▶ DATA EXTRACT:
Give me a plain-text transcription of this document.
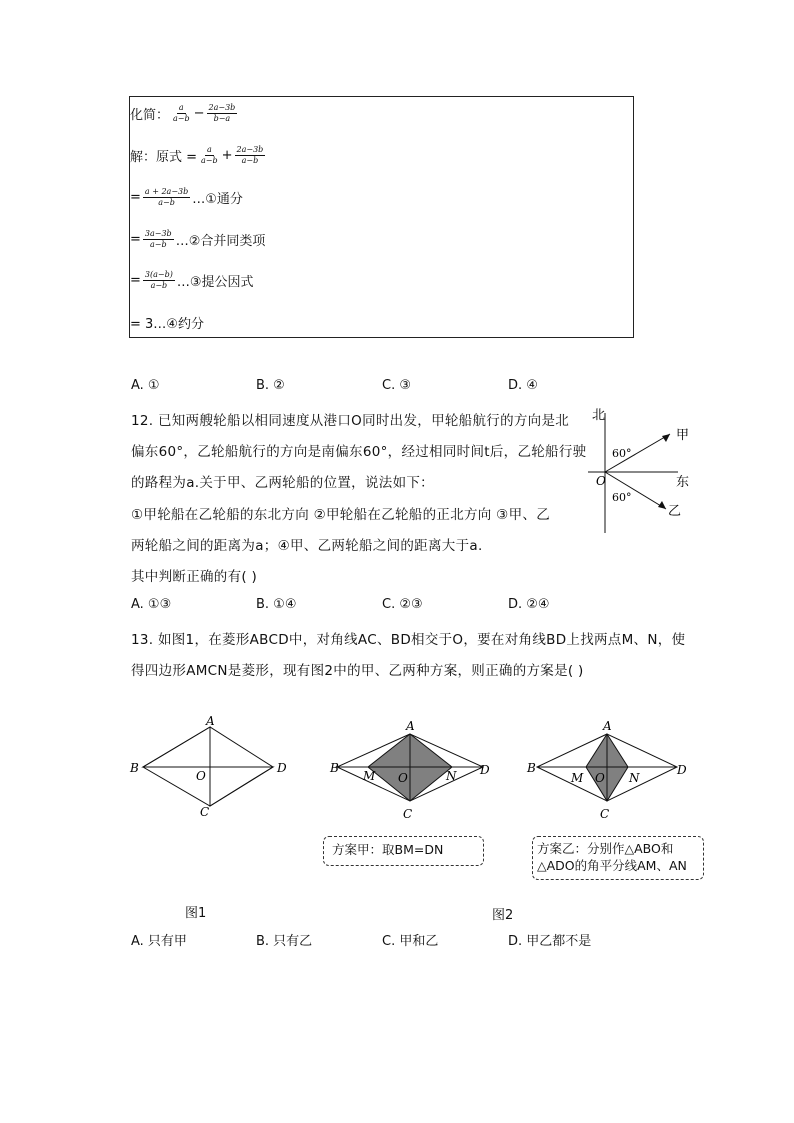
化简： $\frac{a}{a-b} - \frac{2a-3b}{b-a}$
解：原式 = $\frac{a}{a-b} + \frac{2a-3b}{a-b}$
= $\frac{a + 2a-3b}{a-b}$ …①通分
= $\frac{3a-3b}{a-b}$ …②合并同类项
= $\frac{3(a-b)}{a-b}$ …③提公因式
= 3…④约分
A. ①	B. ②	C. ③	D. ④
12. 已知两艘轮船以相同速度从港口O同时出发，甲轮船航行的方向是北
偏东60°，乙轮船航行的方向是南偏东60°，经过相同时间t后，乙轮船行驶
的路程为a.关于甲、乙两轮船的位置，说法如下：
①甲轮船在乙轮船的东北方向 ②甲轮船在乙轮船的正北方向 ③甲、乙
两轮船之间的距离为a；④甲、乙两轮船之间的距离大于a.
其中判断正确的有( )
北
东
甲
乙
O
60°
60°
A. ①③	B. ①④	C. ②③	D. ②④
13. 如图1，在菱形ABCD中，对角线AC、BD相交于O，要在对角线BD上找两点M、N，使
得四边形AMCN是菱形，现有图2中的甲、乙两种方案，则正确的方案是( )
A
B	D
C
O
A
B	D
C
O
M	N
A
B	D
C
O
M	N
方案甲：取BM=DN	方案乙：分别作△ABO和
△ADO的角平分线AM、AN
图1	图2
A. 只有甲	B. 只有乙	C. 甲和乙	D. 甲乙都不是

▶ TASK INSTRUCTIONS:
Identify every line where the string "frac" appears.

▶ OUTPUT:
化简： $\frac{a}{a-b} - \frac{2a-3b}{b-a}$
解：原式 = $\frac{a}{a-b} + \frac{2a-3b}{a-b}$
= $\frac{a + 2a-3b}{a-b}$ …①通分
= $\frac{3a-3b}{a-b}$ …②合并同类项
= $\frac{3(a-b)}{a-b}$ …③提公因式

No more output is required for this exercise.